Task prompt: Report the number of lines containing "Nasi", with no other words.

Records for this exercise:
○ ○ ○ ○ ○

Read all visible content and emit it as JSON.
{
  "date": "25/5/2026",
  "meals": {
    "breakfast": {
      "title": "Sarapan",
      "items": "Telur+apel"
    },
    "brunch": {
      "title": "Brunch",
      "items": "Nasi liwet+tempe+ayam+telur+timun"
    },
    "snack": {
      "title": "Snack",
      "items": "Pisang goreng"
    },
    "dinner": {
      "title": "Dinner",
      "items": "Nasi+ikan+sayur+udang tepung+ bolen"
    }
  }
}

○ ○ ○ ○ ○

Written response: 2